_DO THIS_. Report every line in the listing that contains the string "JSON".

_LISTED ENTRIES_.
• • • • • • •

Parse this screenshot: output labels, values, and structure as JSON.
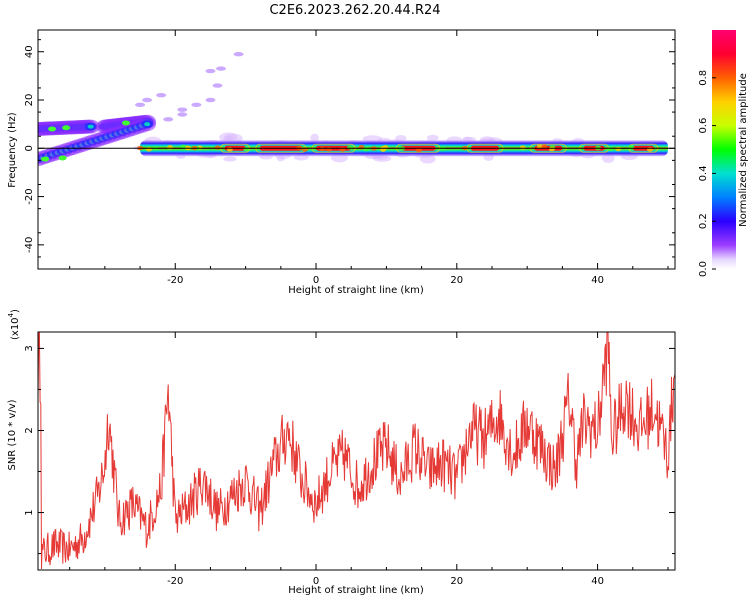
{
  "title": "C2E6.2023.262.20.44.R24",
  "colors": {
    "snr_line": "#e53935",
    "frame": "#000000"
  },
  "chart_data": [
    {
      "type": "heatmap",
      "xlabel": "Height of straight line (km)",
      "ylabel": "Frequency (Hz)",
      "xlim": [
        -39.5,
        51
      ],
      "ylim": [
        -50,
        49
      ],
      "xticks": [
        -20,
        0,
        20,
        40
      ],
      "yticks": [
        -40,
        -20,
        0,
        20,
        40
      ],
      "grid": false,
      "zero_line": 0,
      "colorbar": {
        "label": "Normalized spectral amplitude",
        "range": [
          0.0,
          1.0
        ],
        "ticks": [
          "0.0",
          "0.2",
          "0.4",
          "0.6",
          "0.8"
        ],
        "tick_values": [
          0.0,
          0.2,
          0.4,
          0.6,
          0.8
        ],
        "colormap": "rainbow"
      },
      "features": [
        {
          "name": "main-band",
          "x": [
            -25,
            50
          ],
          "freq": 0,
          "amplitude": 0.9
        },
        {
          "name": "upper-branch",
          "x": [
            -39.5,
            -24
          ],
          "freq": [
            7,
            11
          ],
          "amplitude": 0.45
        },
        {
          "name": "lower-branch",
          "x": [
            -39.5,
            -24
          ],
          "freq": [
            -5,
            10
          ],
          "amplitude": 0.45
        },
        {
          "name": "faint-streak",
          "x": [
            -22,
            -14
          ],
          "freq": [
            20,
            35
          ],
          "amplitude": 0.1
        }
      ]
    },
    {
      "type": "line",
      "xlabel": "Height of straight line (km)",
      "ylabel": "SNR (10 * v/v)",
      "y_multiplier": "(x10",
      "y_multiplier_exp": "4",
      "y_multiplier_close": ")",
      "xlim": [
        -39.5,
        51
      ],
      "ylim": [
        0.3,
        3.2
      ],
      "xticks": [
        -20,
        0,
        20,
        40
      ],
      "yticks": [
        1,
        2,
        3
      ],
      "grid": false,
      "series": [
        {
          "x": [
            -39,
            -37,
            -35,
            -33,
            -31,
            -30,
            -29.5,
            -28,
            -26,
            -24,
            -22,
            -21,
            -20,
            -18,
            -16,
            -14,
            -12,
            -10,
            -8,
            -6,
            -4,
            -2,
            0,
            2,
            4,
            6,
            8,
            10,
            12,
            14,
            16,
            18,
            20,
            22,
            24,
            26,
            28,
            30,
            32,
            34,
            36,
            37,
            38,
            40,
            41.5,
            42,
            44,
            46,
            48,
            50,
            51
          ],
          "y": [
            0.5,
            0.6,
            0.55,
            0.7,
            1.2,
            1.6,
            2.2,
            0.9,
            1.1,
            0.8,
            1.3,
            2.5,
            0.9,
            1.1,
            1.4,
            1.0,
            1.2,
            1.4,
            1.0,
            1.6,
            2.0,
            1.4,
            1.1,
            1.5,
            1.7,
            1.3,
            1.6,
            1.8,
            1.4,
            1.8,
            1.5,
            1.6,
            1.4,
            2.0,
            1.9,
            2.2,
            1.7,
            2.1,
            1.8,
            1.5,
            2.4,
            1.6,
            2.1,
            2.0,
            3.1,
            1.9,
            2.4,
            2.0,
            2.3,
            1.7,
            2.8
          ]
        }
      ]
    }
  ]
}
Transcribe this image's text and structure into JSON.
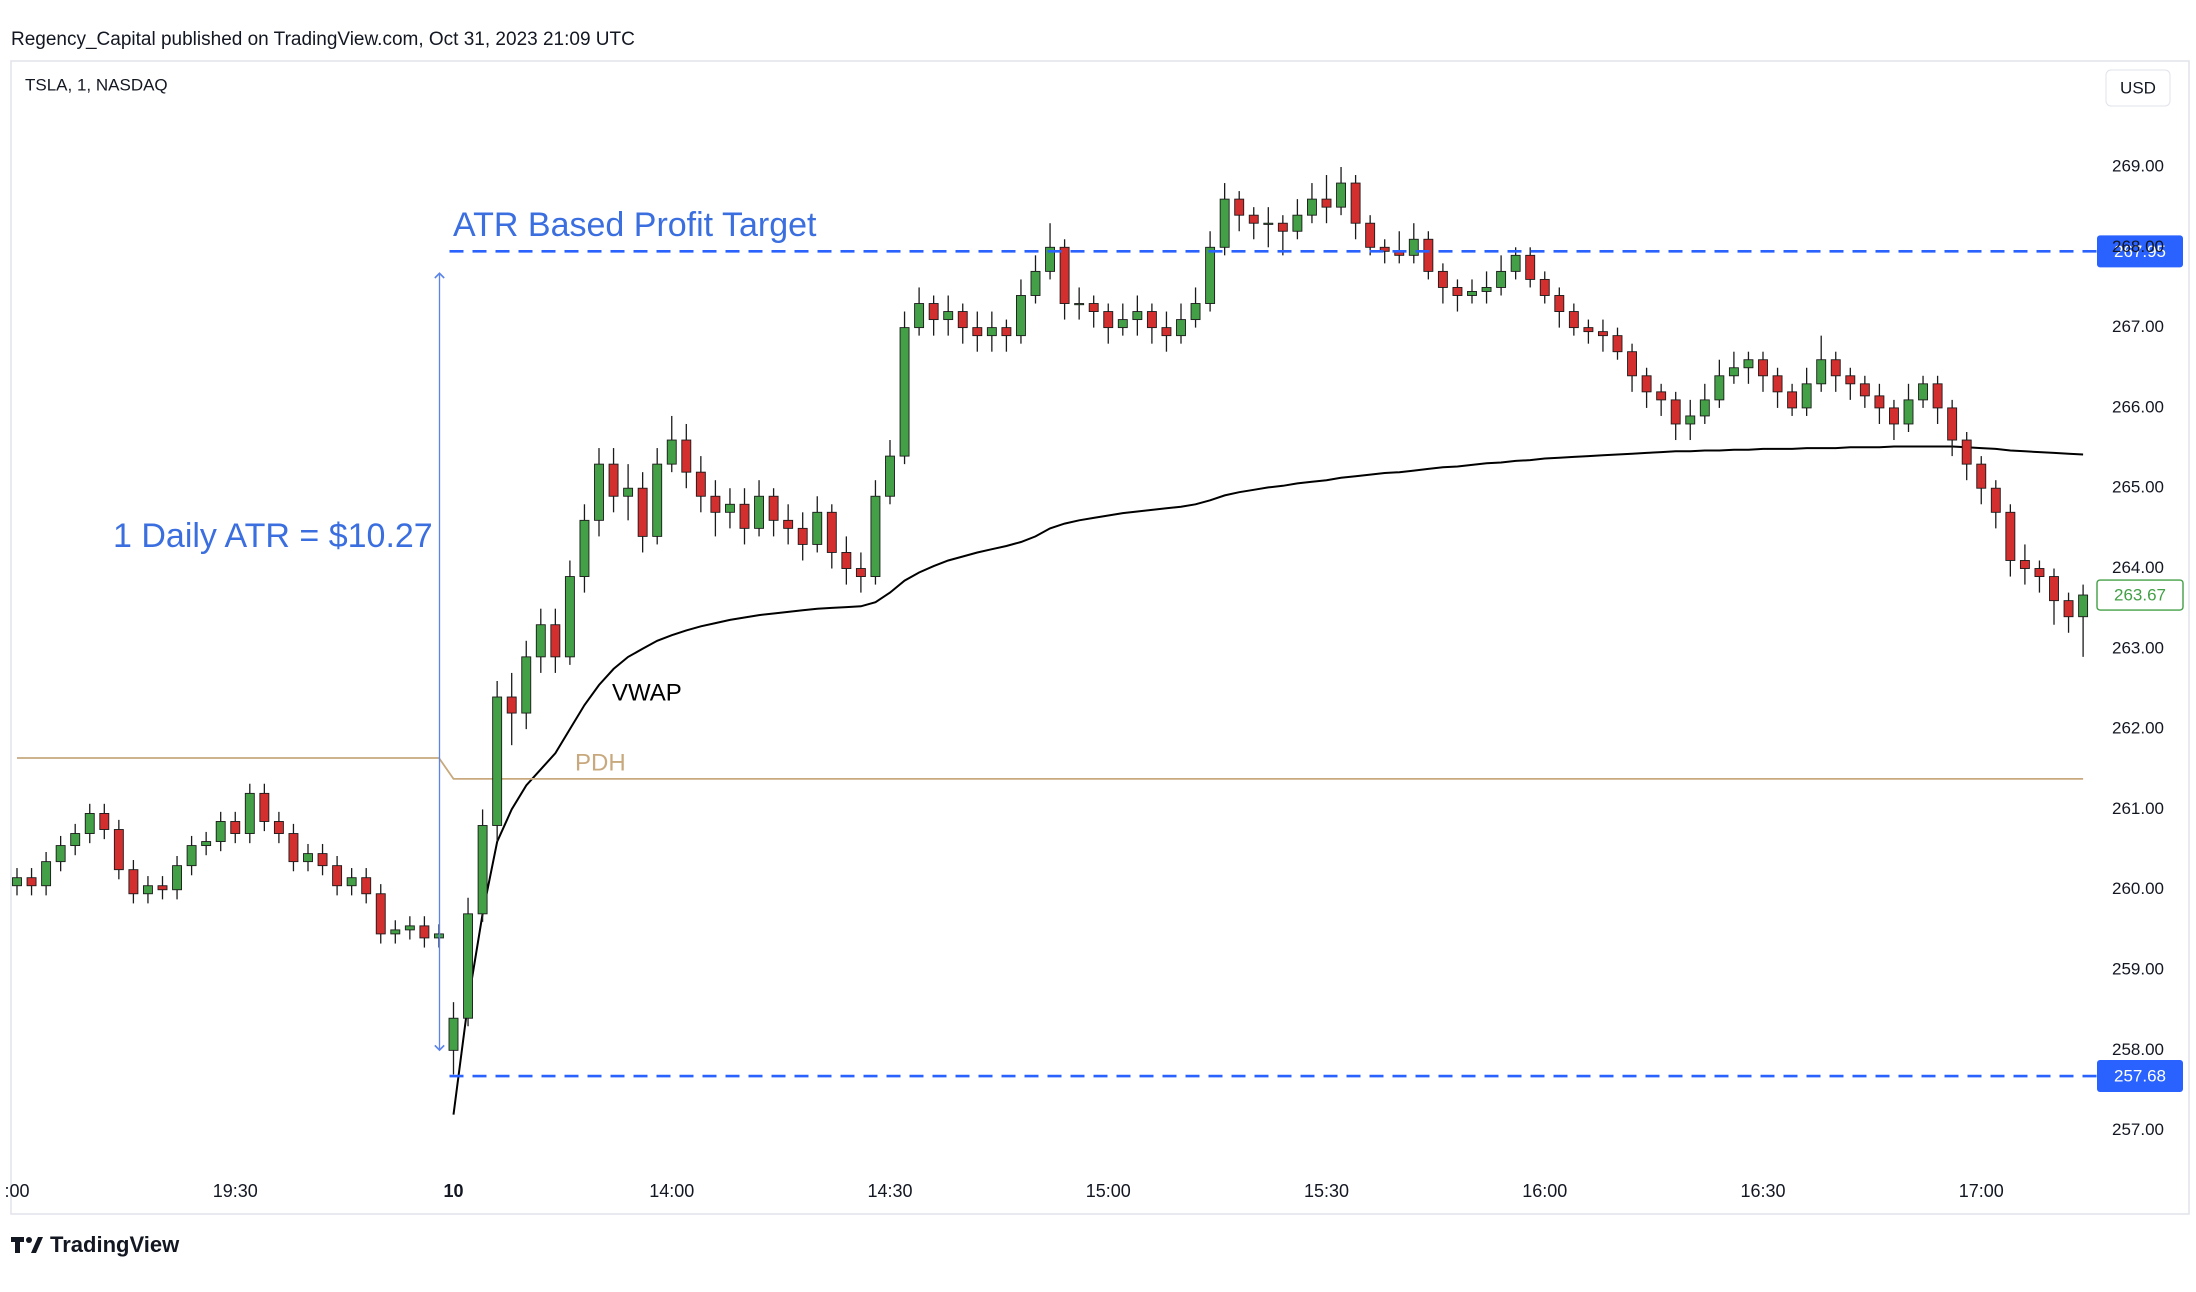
{
  "header": {
    "published": "Regency_Capital published on TradingView.com, Oct 31, 2023 21:09 UTC",
    "symbol": "TSLA, 1, NASDAQ",
    "currency": "USD"
  },
  "footer": {
    "brand": "TradingView"
  },
  "chart_data": {
    "type": "candlestick",
    "categories": [
      ":00",
      null,
      null,
      null,
      null,
      null,
      null,
      null,
      null,
      null,
      null,
      null,
      null,
      null,
      null,
      "19:30",
      null,
      null,
      null,
      null,
      null,
      null,
      null,
      null,
      null,
      null,
      null,
      null,
      null,
      null,
      "10",
      null,
      null,
      null,
      null,
      null,
      null,
      null,
      null,
      null,
      null,
      null,
      null,
      null,
      null,
      "14:00",
      null,
      null,
      null,
      null,
      null,
      null,
      null,
      null,
      null,
      null,
      null,
      null,
      null,
      null,
      "14:30",
      null,
      null,
      null,
      null,
      null,
      null,
      null,
      null,
      null,
      null,
      null,
      null,
      null,
      null,
      "15:00",
      null,
      null,
      null,
      null,
      null,
      null,
      null,
      null,
      null,
      null,
      null,
      null,
      null,
      null,
      "15:30",
      null,
      null,
      null,
      null,
      null,
      null,
      null,
      null,
      null,
      null,
      null,
      null,
      null,
      null,
      "16:00",
      null,
      null,
      null,
      null,
      null,
      null,
      null,
      null,
      null,
      null,
      null,
      null,
      null,
      null,
      "16:30",
      null,
      null,
      null,
      null,
      null,
      null,
      null,
      null,
      null,
      null,
      null,
      null,
      null,
      null,
      "17:00",
      null,
      null,
      null,
      null,
      null,
      null,
      null
    ],
    "open": [
      260.05,
      260.15,
      260.05,
      260.35,
      260.55,
      260.7,
      260.95,
      260.75,
      260.25,
      259.95,
      260.05,
      260.0,
      260.3,
      260.55,
      260.6,
      260.85,
      260.7,
      261.2,
      260.85,
      260.7,
      260.35,
      260.45,
      260.3,
      260.05,
      260.15,
      259.95,
      259.45,
      259.5,
      259.55,
      259.4,
      258.0,
      258.4,
      259.7,
      260.8,
      262.4,
      262.2,
      262.9,
      263.3,
      262.9,
      263.9,
      264.6,
      265.3,
      264.9,
      265.0,
      264.4,
      265.3,
      265.6,
      265.2,
      264.9,
      264.7,
      264.8,
      264.5,
      264.9,
      264.6,
      264.5,
      264.3,
      264.7,
      264.2,
      264.0,
      263.9,
      264.9,
      265.4,
      267.0,
      267.3,
      267.1,
      267.2,
      267.0,
      266.9,
      267.0,
      266.9,
      267.4,
      267.7,
      268.0,
      267.3,
      267.3,
      267.2,
      267.0,
      267.1,
      267.2,
      267.0,
      266.9,
      267.1,
      267.3,
      268.0,
      268.6,
      268.4,
      268.3,
      268.3,
      268.2,
      268.4,
      268.6,
      268.5,
      268.8,
      268.3,
      268.0,
      267.95,
      267.9,
      268.1,
      267.7,
      267.5,
      267.4,
      267.45,
      267.5,
      267.7,
      267.9,
      267.6,
      267.4,
      267.2,
      267.0,
      266.95,
      266.9,
      266.7,
      266.4,
      266.2,
      266.1,
      265.8,
      265.9,
      266.1,
      266.4,
      266.5,
      266.6,
      266.4,
      266.2,
      266.0,
      266.3,
      266.6,
      266.4,
      266.3,
      266.15,
      266.0,
      265.8,
      266.1,
      266.3,
      266.0,
      265.6,
      265.3,
      265.0,
      264.7,
      264.1,
      264.0,
      263.9,
      263.6,
      263.4
    ],
    "high": [
      260.27,
      260.27,
      260.47,
      260.67,
      260.82,
      261.07,
      261.07,
      260.87,
      260.37,
      260.17,
      260.17,
      260.42,
      260.67,
      260.72,
      260.97,
      260.97,
      261.32,
      261.32,
      260.97,
      260.82,
      260.57,
      260.57,
      260.42,
      260.27,
      260.27,
      260.07,
      259.62,
      259.67,
      259.67,
      259.57,
      258.6,
      259.9,
      261.0,
      262.6,
      262.7,
      263.1,
      263.5,
      263.5,
      264.1,
      264.8,
      265.5,
      265.5,
      265.3,
      265.2,
      265.5,
      265.9,
      265.8,
      265.4,
      265.1,
      265.0,
      265.0,
      265.1,
      265.0,
      264.8,
      264.7,
      264.9,
      264.8,
      264.4,
      264.2,
      265.1,
      265.6,
      267.2,
      267.5,
      267.4,
      267.4,
      267.3,
      267.2,
      267.2,
      267.1,
      267.6,
      267.9,
      268.3,
      268.1,
      267.5,
      267.4,
      267.3,
      267.3,
      267.4,
      267.3,
      267.2,
      267.3,
      267.5,
      268.2,
      268.8,
      268.7,
      268.5,
      268.5,
      268.4,
      268.6,
      268.8,
      268.9,
      269.0,
      268.9,
      268.4,
      268.1,
      268.2,
      268.3,
      268.2,
      267.8,
      267.6,
      267.6,
      267.7,
      267.9,
      268.0,
      268.0,
      267.7,
      267.5,
      267.3,
      267.1,
      267.1,
      267.0,
      266.8,
      266.5,
      266.3,
      266.2,
      266.1,
      266.3,
      266.6,
      266.7,
      266.7,
      266.7,
      266.5,
      266.3,
      266.5,
      266.9,
      266.7,
      266.5,
      266.4,
      266.3,
      266.1,
      266.3,
      266.4,
      266.4,
      266.1,
      265.7,
      265.4,
      265.1,
      264.8,
      264.3,
      264.1,
      264.0,
      263.7,
      263.8
    ],
    "low": [
      259.93,
      259.93,
      259.93,
      260.23,
      260.43,
      260.58,
      260.63,
      260.13,
      259.83,
      259.83,
      259.88,
      259.88,
      260.18,
      260.43,
      260.48,
      260.58,
      260.58,
      260.73,
      260.58,
      260.23,
      260.23,
      260.18,
      259.93,
      259.93,
      259.83,
      259.33,
      259.33,
      259.38,
      259.28,
      259.28,
      257.7,
      258.3,
      259.6,
      260.6,
      261.8,
      262.0,
      262.7,
      262.7,
      262.8,
      263.7,
      264.4,
      264.7,
      264.6,
      264.2,
      264.3,
      265.2,
      265.0,
      264.7,
      264.4,
      264.5,
      264.3,
      264.4,
      264.4,
      264.3,
      264.1,
      264.2,
      264.0,
      263.8,
      263.7,
      263.8,
      264.8,
      265.3,
      266.9,
      266.9,
      266.9,
      266.8,
      266.7,
      266.7,
      266.7,
      266.8,
      267.3,
      267.6,
      267.1,
      267.1,
      267.0,
      266.8,
      266.9,
      266.9,
      266.8,
      266.7,
      266.8,
      267.0,
      267.2,
      267.9,
      268.2,
      268.1,
      268.0,
      267.9,
      268.1,
      268.3,
      268.3,
      268.4,
      268.1,
      267.9,
      267.8,
      267.8,
      267.8,
      267.6,
      267.3,
      267.2,
      267.3,
      267.3,
      267.4,
      267.6,
      267.5,
      267.3,
      267.0,
      266.9,
      266.8,
      266.7,
      266.6,
      266.2,
      266.0,
      265.9,
      265.6,
      265.6,
      265.8,
      266.0,
      266.3,
      266.3,
      266.2,
      266.0,
      265.9,
      265.9,
      266.2,
      266.2,
      266.1,
      266.0,
      265.8,
      265.6,
      265.7,
      266.0,
      265.8,
      265.4,
      265.1,
      264.8,
      264.5,
      263.9,
      263.8,
      263.7,
      263.3,
      263.2,
      262.9
    ],
    "close": [
      260.15,
      260.05,
      260.35,
      260.55,
      260.7,
      260.95,
      260.75,
      260.25,
      259.95,
      260.05,
      260.0,
      260.3,
      260.55,
      260.6,
      260.85,
      260.7,
      261.2,
      260.85,
      260.7,
      260.35,
      260.45,
      260.3,
      260.05,
      260.15,
      259.95,
      259.45,
      259.5,
      259.55,
      259.4,
      259.45,
      258.4,
      259.7,
      260.8,
      262.4,
      262.2,
      262.9,
      263.3,
      262.9,
      263.9,
      264.6,
      265.3,
      264.9,
      265.0,
      264.4,
      265.3,
      265.6,
      265.2,
      264.9,
      264.7,
      264.8,
      264.5,
      264.9,
      264.6,
      264.5,
      264.3,
      264.7,
      264.2,
      264.0,
      263.9,
      264.9,
      265.4,
      267.0,
      267.3,
      267.1,
      267.2,
      267.0,
      266.9,
      267.0,
      266.9,
      267.4,
      267.7,
      268.0,
      267.3,
      267.3,
      267.2,
      267.0,
      267.1,
      267.2,
      267.0,
      266.9,
      267.1,
      267.3,
      268.0,
      268.6,
      268.4,
      268.3,
      268.3,
      268.2,
      268.4,
      268.6,
      268.5,
      268.8,
      268.3,
      268.0,
      267.95,
      267.9,
      268.1,
      267.7,
      267.5,
      267.4,
      267.45,
      267.5,
      267.7,
      267.9,
      267.6,
      267.4,
      267.2,
      267.0,
      266.95,
      266.9,
      266.7,
      266.4,
      266.2,
      266.1,
      265.8,
      265.9,
      266.1,
      266.4,
      266.5,
      266.6,
      266.4,
      266.2,
      266.0,
      266.3,
      266.6,
      266.4,
      266.3,
      266.15,
      266.0,
      265.8,
      266.1,
      266.3,
      266.0,
      265.6,
      265.3,
      265.0,
      264.7,
      264.1,
      264.0,
      263.9,
      263.6,
      263.4,
      263.67
    ],
    "up_color": "#43a047",
    "down_color": "#d32f2f",
    "series": [
      {
        "name": "VWAP",
        "color": "#000000",
        "values": [
          null,
          null,
          null,
          null,
          null,
          null,
          null,
          null,
          null,
          null,
          null,
          null,
          null,
          null,
          null,
          null,
          null,
          null,
          null,
          null,
          null,
          null,
          null,
          null,
          null,
          null,
          null,
          null,
          null,
          null,
          257.2,
          258.6,
          259.7,
          260.6,
          261.0,
          261.3,
          261.5,
          261.7,
          262.0,
          262.3,
          262.55,
          262.75,
          262.9,
          263.0,
          263.1,
          263.17,
          263.23,
          263.28,
          263.32,
          263.36,
          263.39,
          263.42,
          263.44,
          263.46,
          263.48,
          263.5,
          263.51,
          263.52,
          263.53,
          263.58,
          263.7,
          263.85,
          263.95,
          264.03,
          264.1,
          264.15,
          264.2,
          264.24,
          264.28,
          264.33,
          264.4,
          264.5,
          264.56,
          264.6,
          264.63,
          264.66,
          264.69,
          264.71,
          264.73,
          264.75,
          264.77,
          264.8,
          264.85,
          264.91,
          264.95,
          264.98,
          265.01,
          265.03,
          265.06,
          265.08,
          265.1,
          265.13,
          265.15,
          265.17,
          265.19,
          265.2,
          265.22,
          265.24,
          265.26,
          265.27,
          265.29,
          265.31,
          265.32,
          265.34,
          265.35,
          265.37,
          265.38,
          265.39,
          265.4,
          265.41,
          265.42,
          265.43,
          265.44,
          265.45,
          265.46,
          265.46,
          265.47,
          265.47,
          265.48,
          265.48,
          265.49,
          265.49,
          265.49,
          265.5,
          265.5,
          265.5,
          265.51,
          265.51,
          265.51,
          265.52,
          265.52,
          265.52,
          265.52,
          265.52,
          265.51,
          265.5,
          265.49,
          265.47,
          265.46,
          265.45,
          265.44,
          265.43,
          265.42
        ]
      },
      {
        "name": "PDH",
        "color": "#c8a97e",
        "values": [
          261.64,
          261.64,
          261.64,
          261.64,
          261.64,
          261.64,
          261.64,
          261.64,
          261.64,
          261.64,
          261.64,
          261.64,
          261.64,
          261.64,
          261.64,
          261.64,
          261.64,
          261.64,
          261.64,
          261.64,
          261.64,
          261.64,
          261.64,
          261.64,
          261.64,
          261.64,
          261.64,
          261.64,
          261.64,
          261.64,
          261.38,
          261.38,
          261.38,
          261.38,
          261.38,
          261.38,
          261.38,
          261.38,
          261.38,
          261.38,
          261.38,
          261.38,
          261.38,
          261.38,
          261.38,
          261.38,
          261.38,
          261.38,
          261.38,
          261.38,
          261.38,
          261.38,
          261.38,
          261.38,
          261.38,
          261.38,
          261.38,
          261.38,
          261.38,
          261.38,
          261.38,
          261.38,
          261.38,
          261.38,
          261.38,
          261.38,
          261.38,
          261.38,
          261.38,
          261.38,
          261.38,
          261.38,
          261.38,
          261.38,
          261.38,
          261.38,
          261.38,
          261.38,
          261.38,
          261.38,
          261.38,
          261.38,
          261.38,
          261.38,
          261.38,
          261.38,
          261.38,
          261.38,
          261.38,
          261.38,
          261.38,
          261.38,
          261.38,
          261.38,
          261.38,
          261.38,
          261.38,
          261.38,
          261.38,
          261.38,
          261.38,
          261.38,
          261.38,
          261.38,
          261.38,
          261.38,
          261.38,
          261.38,
          261.38,
          261.38,
          261.38,
          261.38,
          261.38,
          261.38,
          261.38,
          261.38,
          261.38,
          261.38,
          261.38,
          261.38,
          261.38,
          261.38,
          261.38,
          261.38,
          261.38,
          261.38,
          261.38,
          261.38,
          261.38,
          261.38,
          261.38,
          261.38,
          261.38,
          261.38,
          261.38,
          261.38,
          261.38,
          261.38,
          261.38,
          261.38,
          261.38,
          261.38,
          261.38
        ]
      }
    ],
    "levels": [
      {
        "value": 267.95,
        "color": "#2962ff"
      },
      {
        "value": 257.68,
        "color": "#2962ff"
      }
    ],
    "annotations": {
      "target": "ATR Based Profit Target",
      "atr": "1 Daily ATR = $10.27"
    },
    "ylim": [
      256.51,
      270.32
    ],
    "yticks": [
      {
        "value": 257,
        "label": "257.00"
      },
      {
        "value": 258,
        "label": "258.00"
      },
      {
        "value": 259,
        "label": "259.00"
      },
      {
        "value": 260,
        "label": "260.00"
      },
      {
        "value": 261,
        "label": "261.00"
      },
      {
        "value": 262,
        "label": "262.00"
      },
      {
        "value": 263,
        "label": "263.00"
      },
      {
        "value": 264,
        "label": "264.00"
      },
      {
        "value": 265,
        "label": "265.00"
      },
      {
        "value": 266,
        "label": "266.00"
      },
      {
        "value": 267,
        "label": "267.00"
      },
      {
        "value": 268,
        "label": "268.00"
      },
      {
        "value": 269,
        "label": "269.00"
      }
    ]
  }
}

• • • • • • •

_REPLY_.
Parse this screenshot: output labels, values, and structure as JSON.
Transcribe this image's text and structure into JSON.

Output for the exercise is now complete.